------ Data lines ------

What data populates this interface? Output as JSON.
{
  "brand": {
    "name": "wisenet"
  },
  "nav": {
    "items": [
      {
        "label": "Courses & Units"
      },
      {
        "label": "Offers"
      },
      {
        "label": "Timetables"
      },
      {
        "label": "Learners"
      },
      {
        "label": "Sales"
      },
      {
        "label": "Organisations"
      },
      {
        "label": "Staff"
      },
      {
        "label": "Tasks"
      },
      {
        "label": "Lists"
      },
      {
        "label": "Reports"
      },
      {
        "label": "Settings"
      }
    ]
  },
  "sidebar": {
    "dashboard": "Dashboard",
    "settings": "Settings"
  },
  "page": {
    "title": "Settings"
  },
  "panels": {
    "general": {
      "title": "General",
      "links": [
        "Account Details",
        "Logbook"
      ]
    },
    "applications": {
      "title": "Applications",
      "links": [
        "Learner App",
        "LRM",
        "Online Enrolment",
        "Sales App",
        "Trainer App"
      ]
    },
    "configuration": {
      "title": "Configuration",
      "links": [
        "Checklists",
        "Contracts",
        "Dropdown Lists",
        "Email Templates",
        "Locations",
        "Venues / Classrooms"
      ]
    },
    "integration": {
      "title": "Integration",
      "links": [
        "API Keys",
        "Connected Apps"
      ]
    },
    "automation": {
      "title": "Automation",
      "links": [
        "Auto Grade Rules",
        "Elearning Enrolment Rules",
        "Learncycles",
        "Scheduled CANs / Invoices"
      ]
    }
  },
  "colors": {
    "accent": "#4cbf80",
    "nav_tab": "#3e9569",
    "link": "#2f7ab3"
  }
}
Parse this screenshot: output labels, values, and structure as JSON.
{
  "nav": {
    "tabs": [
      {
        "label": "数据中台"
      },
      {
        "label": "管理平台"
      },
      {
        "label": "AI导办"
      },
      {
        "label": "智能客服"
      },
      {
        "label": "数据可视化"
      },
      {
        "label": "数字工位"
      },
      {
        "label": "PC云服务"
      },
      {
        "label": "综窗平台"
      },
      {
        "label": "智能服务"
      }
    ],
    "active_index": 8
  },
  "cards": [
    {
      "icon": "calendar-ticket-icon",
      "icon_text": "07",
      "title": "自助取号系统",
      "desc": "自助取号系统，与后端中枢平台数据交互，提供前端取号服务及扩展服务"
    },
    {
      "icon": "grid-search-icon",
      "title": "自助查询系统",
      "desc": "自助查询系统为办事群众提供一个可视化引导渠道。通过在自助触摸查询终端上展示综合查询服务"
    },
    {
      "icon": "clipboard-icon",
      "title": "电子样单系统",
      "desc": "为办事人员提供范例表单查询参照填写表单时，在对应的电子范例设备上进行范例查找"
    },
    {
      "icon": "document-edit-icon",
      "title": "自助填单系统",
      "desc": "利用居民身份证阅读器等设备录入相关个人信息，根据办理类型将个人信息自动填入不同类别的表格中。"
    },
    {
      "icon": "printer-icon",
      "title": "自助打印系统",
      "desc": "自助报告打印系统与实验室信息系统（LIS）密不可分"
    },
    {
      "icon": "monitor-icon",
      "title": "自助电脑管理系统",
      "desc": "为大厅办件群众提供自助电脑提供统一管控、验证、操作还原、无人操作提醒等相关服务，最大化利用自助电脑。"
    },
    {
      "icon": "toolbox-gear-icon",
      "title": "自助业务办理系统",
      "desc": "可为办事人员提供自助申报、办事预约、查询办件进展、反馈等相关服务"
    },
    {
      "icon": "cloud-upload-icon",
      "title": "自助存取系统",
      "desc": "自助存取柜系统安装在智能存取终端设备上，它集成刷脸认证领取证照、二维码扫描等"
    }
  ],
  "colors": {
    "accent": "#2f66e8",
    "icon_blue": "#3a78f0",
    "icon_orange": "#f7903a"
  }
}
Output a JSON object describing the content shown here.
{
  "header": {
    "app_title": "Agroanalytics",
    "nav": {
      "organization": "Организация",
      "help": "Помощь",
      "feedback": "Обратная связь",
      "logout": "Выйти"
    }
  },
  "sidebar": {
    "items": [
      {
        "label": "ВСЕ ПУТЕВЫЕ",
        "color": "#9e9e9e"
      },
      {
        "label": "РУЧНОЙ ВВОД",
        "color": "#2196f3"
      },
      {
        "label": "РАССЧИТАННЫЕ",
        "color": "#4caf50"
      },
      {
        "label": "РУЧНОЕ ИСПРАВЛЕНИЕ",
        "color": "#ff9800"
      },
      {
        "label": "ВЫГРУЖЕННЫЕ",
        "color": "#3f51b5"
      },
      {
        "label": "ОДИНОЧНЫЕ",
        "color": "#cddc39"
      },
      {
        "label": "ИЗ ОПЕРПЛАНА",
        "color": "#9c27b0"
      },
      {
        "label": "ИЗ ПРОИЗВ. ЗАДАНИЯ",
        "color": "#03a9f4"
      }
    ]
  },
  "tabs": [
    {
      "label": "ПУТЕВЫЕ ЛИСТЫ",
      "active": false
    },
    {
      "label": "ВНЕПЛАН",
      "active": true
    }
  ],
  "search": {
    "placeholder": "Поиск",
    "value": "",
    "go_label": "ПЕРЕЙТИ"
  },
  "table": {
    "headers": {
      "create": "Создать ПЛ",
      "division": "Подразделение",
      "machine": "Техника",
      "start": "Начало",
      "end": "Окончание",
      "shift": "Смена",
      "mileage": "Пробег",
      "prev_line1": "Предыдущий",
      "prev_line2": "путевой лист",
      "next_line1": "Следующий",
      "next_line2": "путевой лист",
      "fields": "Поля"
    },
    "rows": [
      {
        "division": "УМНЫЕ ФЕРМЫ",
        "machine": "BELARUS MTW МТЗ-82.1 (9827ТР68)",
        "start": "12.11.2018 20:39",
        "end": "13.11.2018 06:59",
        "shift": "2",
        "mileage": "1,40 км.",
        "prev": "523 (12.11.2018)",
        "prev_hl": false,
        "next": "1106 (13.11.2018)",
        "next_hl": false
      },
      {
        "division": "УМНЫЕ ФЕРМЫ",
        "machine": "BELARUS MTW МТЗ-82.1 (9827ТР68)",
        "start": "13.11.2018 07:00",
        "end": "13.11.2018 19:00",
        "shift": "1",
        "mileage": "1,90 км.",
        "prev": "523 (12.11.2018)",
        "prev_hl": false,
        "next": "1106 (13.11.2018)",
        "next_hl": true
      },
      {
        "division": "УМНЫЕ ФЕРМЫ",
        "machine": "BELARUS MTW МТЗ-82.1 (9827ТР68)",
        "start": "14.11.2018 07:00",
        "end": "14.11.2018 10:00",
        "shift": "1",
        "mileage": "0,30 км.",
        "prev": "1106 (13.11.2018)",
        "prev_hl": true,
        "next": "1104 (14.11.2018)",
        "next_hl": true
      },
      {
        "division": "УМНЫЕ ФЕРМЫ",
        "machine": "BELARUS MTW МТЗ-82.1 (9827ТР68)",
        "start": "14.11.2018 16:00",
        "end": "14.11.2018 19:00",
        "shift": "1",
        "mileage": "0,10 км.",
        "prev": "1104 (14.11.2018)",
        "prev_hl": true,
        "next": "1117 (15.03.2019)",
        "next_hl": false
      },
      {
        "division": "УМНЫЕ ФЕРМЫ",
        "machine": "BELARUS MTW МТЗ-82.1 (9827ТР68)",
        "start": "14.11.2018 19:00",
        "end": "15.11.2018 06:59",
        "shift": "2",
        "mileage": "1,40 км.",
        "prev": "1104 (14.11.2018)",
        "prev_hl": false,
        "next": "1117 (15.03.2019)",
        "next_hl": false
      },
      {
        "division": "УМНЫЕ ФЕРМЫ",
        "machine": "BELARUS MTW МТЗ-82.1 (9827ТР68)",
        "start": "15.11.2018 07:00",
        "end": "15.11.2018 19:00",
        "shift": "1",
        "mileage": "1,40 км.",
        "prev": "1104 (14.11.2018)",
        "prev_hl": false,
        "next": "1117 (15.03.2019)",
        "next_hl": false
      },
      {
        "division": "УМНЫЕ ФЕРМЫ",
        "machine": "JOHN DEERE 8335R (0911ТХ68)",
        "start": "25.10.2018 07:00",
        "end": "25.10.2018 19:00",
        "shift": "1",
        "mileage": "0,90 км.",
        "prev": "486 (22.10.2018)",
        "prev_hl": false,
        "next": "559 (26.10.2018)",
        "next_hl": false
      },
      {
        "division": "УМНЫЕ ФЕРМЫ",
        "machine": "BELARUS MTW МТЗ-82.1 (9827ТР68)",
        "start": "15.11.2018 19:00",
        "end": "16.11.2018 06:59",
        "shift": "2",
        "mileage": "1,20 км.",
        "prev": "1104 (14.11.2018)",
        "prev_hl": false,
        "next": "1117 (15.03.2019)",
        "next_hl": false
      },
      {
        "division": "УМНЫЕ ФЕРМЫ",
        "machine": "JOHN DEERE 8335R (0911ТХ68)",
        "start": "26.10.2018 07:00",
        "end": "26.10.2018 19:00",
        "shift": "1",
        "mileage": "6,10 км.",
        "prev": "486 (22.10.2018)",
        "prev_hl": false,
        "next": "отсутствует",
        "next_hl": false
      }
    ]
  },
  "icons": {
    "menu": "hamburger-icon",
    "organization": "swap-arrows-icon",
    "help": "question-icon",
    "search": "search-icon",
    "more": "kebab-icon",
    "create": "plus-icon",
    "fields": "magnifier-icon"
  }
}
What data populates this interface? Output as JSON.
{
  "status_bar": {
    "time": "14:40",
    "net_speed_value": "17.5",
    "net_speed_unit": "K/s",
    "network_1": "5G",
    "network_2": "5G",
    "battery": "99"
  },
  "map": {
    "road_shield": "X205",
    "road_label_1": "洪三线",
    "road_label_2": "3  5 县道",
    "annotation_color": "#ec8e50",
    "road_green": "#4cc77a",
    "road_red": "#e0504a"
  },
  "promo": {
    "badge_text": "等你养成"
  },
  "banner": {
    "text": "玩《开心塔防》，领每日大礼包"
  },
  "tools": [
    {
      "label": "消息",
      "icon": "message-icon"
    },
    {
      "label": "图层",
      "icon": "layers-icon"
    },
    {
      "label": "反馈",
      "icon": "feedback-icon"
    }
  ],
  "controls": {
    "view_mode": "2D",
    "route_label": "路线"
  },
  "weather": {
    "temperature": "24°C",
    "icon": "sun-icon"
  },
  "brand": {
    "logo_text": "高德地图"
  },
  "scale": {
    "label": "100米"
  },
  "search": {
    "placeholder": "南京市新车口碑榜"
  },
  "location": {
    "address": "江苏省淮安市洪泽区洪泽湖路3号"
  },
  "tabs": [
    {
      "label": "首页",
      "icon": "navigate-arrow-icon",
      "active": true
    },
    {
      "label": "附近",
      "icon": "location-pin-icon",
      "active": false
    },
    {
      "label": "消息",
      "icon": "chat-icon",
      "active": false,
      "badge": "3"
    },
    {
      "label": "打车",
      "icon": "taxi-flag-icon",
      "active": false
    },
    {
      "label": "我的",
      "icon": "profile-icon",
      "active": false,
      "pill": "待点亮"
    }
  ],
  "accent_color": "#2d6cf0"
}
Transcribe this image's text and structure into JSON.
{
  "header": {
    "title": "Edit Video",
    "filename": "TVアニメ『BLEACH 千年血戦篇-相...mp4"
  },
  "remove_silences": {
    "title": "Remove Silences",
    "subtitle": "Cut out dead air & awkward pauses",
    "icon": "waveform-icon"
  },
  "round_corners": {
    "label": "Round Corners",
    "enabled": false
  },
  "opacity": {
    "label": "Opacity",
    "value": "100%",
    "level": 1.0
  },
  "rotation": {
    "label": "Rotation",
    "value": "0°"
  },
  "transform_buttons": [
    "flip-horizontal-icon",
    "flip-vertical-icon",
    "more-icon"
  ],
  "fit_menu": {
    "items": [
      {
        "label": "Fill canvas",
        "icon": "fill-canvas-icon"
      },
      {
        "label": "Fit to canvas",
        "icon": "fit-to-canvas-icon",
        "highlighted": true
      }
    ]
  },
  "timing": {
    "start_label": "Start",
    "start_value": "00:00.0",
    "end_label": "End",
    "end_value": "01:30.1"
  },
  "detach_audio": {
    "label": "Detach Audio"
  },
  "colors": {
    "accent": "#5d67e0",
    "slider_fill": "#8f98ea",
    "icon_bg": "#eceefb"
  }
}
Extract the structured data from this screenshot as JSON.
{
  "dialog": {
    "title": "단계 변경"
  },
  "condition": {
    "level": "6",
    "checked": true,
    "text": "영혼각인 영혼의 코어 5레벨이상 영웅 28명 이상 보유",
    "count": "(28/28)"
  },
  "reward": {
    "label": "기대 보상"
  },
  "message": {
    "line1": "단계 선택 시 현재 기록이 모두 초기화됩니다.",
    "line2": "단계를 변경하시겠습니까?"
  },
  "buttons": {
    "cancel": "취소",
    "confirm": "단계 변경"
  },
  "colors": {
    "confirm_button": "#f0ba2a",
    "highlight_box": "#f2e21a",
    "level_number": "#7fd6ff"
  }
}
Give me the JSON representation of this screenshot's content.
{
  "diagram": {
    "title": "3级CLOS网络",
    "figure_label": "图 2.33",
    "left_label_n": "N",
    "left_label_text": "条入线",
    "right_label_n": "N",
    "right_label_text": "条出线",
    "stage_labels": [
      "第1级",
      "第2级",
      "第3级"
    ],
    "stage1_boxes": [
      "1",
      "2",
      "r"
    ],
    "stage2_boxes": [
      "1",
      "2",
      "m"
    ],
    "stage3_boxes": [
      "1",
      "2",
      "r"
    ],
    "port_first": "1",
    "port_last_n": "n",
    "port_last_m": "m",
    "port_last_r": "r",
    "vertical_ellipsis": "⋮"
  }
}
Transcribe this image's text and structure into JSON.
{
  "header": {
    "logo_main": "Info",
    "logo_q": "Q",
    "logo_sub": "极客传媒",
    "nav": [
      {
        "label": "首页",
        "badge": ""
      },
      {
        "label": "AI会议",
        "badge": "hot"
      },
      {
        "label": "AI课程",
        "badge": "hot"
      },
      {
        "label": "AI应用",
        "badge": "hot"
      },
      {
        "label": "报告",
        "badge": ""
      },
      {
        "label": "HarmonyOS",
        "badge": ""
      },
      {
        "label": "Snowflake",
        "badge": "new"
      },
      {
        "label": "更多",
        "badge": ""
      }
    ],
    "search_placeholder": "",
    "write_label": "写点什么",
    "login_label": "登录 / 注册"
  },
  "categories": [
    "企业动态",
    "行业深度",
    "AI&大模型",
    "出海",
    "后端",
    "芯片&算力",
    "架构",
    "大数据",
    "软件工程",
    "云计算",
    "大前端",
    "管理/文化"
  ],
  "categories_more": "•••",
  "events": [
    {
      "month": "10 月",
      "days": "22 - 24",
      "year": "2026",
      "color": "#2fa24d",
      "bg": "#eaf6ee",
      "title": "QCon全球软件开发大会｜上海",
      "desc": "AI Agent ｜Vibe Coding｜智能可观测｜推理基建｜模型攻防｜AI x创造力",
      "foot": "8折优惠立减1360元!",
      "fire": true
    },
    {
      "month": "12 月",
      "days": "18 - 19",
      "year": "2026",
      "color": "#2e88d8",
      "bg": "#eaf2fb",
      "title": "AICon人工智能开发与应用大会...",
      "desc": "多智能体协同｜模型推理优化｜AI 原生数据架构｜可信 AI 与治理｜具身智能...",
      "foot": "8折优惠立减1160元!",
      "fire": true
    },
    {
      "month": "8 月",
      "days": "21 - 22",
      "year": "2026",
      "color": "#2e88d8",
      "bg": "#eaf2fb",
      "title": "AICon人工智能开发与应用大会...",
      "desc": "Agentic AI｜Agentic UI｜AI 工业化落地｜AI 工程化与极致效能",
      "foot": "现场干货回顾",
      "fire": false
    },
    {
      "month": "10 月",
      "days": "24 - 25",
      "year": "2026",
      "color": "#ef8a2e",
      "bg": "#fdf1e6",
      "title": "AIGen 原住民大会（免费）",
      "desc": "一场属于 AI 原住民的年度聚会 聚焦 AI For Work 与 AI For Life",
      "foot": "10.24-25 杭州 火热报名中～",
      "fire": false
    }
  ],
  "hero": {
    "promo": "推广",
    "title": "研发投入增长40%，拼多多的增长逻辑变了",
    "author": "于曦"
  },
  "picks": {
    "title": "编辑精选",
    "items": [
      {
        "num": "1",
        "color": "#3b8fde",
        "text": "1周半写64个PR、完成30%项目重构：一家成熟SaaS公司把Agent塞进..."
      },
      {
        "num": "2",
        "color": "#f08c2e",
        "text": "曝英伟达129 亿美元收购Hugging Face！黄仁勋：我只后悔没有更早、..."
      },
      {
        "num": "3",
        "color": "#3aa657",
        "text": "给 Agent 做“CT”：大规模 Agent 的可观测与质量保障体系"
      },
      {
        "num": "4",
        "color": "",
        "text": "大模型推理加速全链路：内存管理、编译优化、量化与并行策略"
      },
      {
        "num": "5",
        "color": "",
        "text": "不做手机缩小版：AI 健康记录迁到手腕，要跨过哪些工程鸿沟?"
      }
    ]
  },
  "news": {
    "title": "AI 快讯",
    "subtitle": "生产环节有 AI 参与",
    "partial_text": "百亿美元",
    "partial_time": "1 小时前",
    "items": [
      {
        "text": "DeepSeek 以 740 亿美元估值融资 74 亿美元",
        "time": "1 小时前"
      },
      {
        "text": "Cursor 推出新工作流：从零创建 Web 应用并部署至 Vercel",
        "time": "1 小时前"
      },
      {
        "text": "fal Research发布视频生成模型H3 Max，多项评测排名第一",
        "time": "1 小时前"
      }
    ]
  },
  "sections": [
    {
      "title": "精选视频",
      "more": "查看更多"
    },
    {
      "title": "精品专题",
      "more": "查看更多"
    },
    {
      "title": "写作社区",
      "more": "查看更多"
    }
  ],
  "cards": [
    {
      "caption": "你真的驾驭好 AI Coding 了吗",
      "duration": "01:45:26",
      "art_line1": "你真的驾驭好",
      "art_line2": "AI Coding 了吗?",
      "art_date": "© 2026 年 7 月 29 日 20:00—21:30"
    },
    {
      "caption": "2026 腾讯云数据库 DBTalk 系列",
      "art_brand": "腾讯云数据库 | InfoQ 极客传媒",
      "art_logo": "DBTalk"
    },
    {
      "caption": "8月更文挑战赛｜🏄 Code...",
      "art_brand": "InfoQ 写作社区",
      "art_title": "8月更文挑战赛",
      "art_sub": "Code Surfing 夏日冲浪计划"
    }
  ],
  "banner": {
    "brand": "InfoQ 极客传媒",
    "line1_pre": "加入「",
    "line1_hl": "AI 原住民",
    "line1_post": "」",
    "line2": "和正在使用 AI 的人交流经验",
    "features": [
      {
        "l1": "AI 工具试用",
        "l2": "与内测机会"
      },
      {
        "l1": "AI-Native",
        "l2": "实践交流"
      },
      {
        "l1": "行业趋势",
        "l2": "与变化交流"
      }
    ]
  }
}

------

_Aim of the exercise_:
Return every line above that contains the word "JSON".

_Output below_:
What data populates this interface? Output as JSON.
Parse this screenshot: output labels, values, and structure as JSON.
Output a JSON object describing the content shown here.
What data populates this interface? Output as JSON.
Transcribe this image's text and structure into JSON.
Extract the structured data from this screenshot as JSON.
Give me the JSON representation of this screenshot's content.
Transcribe this image's text and structure into JSON.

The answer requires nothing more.